Extracted records:

========================================================================

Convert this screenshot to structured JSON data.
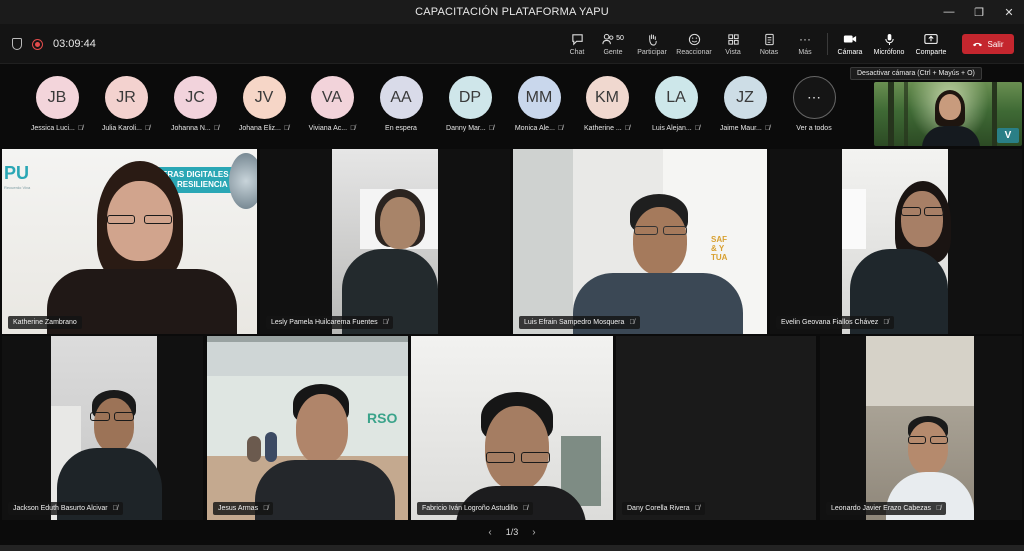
{
  "window": {
    "title": "CAPACITACIÓN PLATAFORMA YAPU",
    "controls": [
      "—",
      "❐",
      "✕"
    ]
  },
  "meeting": {
    "timer": "03:09:44"
  },
  "toolbar": {
    "chat": "Chat",
    "people": "Gente",
    "people_count": "50",
    "participate": "Participar",
    "react": "Reaccionar",
    "view": "Vista",
    "notes": "Notas",
    "more": "Más",
    "camera": "Cámara",
    "mic": "Micrófono",
    "share": "Comparte",
    "leave": "Salir"
  },
  "tooltip": "Desactivar cámara (Ctrl + Mayús + O)",
  "participants": [
    {
      "initials": "JB",
      "name": "Jessica Luci...",
      "color": "#f3d5db"
    },
    {
      "initials": "JR",
      "name": "Julia Karoli...",
      "color": "#f3d2cf"
    },
    {
      "initials": "JC",
      "name": "Johanna N...",
      "color": "#f2d3dc"
    },
    {
      "initials": "JV",
      "name": "Johana Eliz...",
      "color": "#f6d6c7"
    },
    {
      "initials": "VA",
      "name": "Viviana Ac...",
      "color": "#f2d3da"
    },
    {
      "initials": "AA",
      "name": "En espera",
      "color": "#d9dbe9"
    },
    {
      "initials": "DP",
      "name": "Danny Mar...",
      "color": "#cfe6ea"
    },
    {
      "initials": "MM",
      "name": "Monica Ale...",
      "color": "#c9d7ec"
    },
    {
      "initials": "KM",
      "name": "Katherine ...",
      "color": "#f0d8cf"
    },
    {
      "initials": "LA",
      "name": "Luis Alejan...",
      "color": "#cde7ea"
    },
    {
      "initials": "JZ",
      "name": "Jaime Maur...",
      "color": "#cddde6"
    }
  ],
  "see_all": "Ver a todos",
  "see_all_icon": "⋯",
  "tiles": [
    {
      "name": "Katherine Zambrano",
      "banner_line1": "ERAS DIGITALES",
      "banner_line2": "RESILIENCIA",
      "logo": "PU",
      "logo_sub": "Recuerdo Viva"
    },
    {
      "name": "Lesly Pamela Huilcarema Fuentes"
    },
    {
      "name": "Luis Efrain Sampedro Mosquera",
      "wall_text": "SAF\n& Y\nTUA"
    },
    {
      "name": "Evelin Geovana Fiallos Chávez"
    },
    {
      "name": "Jackson Eduth Basurto Alcivar"
    },
    {
      "name": "Jesus Armas",
      "wall_text": "RSO"
    },
    {
      "name": "Fabricio Iván Logroño Astudillo"
    },
    {
      "name": "Dany Corella Rivera"
    },
    {
      "name": "Leonardo Javier Erazo Cabezas"
    }
  ],
  "pagination": {
    "label": "1/3",
    "prev": "‹",
    "next": "›"
  }
}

========================================================================

**TASK DESCRIPTION:** Search the data above for the string "initials" and return every line that has it.

**EXPECTED ANSWER:**
      "initials": "JB",
      "initials": "JR",
      "initials": "JC",
      "initials": "JV",
      "initials": "VA",
      "initials": "AA",
      "initials": "DP",
      "initials": "MM",
      "initials": "KM",
      "initials": "LA",
      "initials": "JZ",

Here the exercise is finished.